#### [SET EXERCISE]
Could you give the data below again, exactly and completely?
── INPUT DATA ──
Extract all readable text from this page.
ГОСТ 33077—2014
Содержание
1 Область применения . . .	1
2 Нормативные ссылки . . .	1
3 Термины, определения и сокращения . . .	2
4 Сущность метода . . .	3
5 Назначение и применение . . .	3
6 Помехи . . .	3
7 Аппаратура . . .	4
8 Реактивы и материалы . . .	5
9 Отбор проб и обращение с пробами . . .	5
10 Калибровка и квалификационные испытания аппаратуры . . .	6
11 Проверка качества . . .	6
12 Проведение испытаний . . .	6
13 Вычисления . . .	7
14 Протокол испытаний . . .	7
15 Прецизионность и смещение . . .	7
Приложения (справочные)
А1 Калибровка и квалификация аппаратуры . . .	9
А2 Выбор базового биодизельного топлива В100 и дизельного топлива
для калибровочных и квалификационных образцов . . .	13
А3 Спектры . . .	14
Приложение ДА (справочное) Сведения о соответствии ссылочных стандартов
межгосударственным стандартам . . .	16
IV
───
#### [WRITTEN REPLY]
Extract all readable text from this page.
ГОСТ 33077—2014
Содержание
1 Область применения . . .	1
2 Нормативные ссылки . . .	1
3 Термины, определения и сокращения . . .	2
4 Сущность метода . . .	3
5 Назначение и применение . . .	3
6 Помехи . . .	3
7 Аппаратура . . .	4
8 Реактивы и материалы . . .	5
9 Отбор проб и обращение с пробами . . .	5
10 Калибровка и квалификационные испытания аппаратуры . . .	6
11 Проверка качества . . .	6
12 Проведение испытаний . . .	6
13 Вычисления . . .	7
14 Протокол испытаний . . .	7
15 Прецизионность и смещение . . .	7
Приложения (справочные)
А1 Калибровка и квалификация аппаратуры . . .	9
А2 Выбор базового биодизельного топлива В100 и дизельного топлива
для калибровочных и квалификационных образцов . . .	13
А3 Спектры . . .	14
Приложение ДА (справочное) Сведения о соответствии ссылочных стандартов
межгосударственным стандартам . . .	16
IV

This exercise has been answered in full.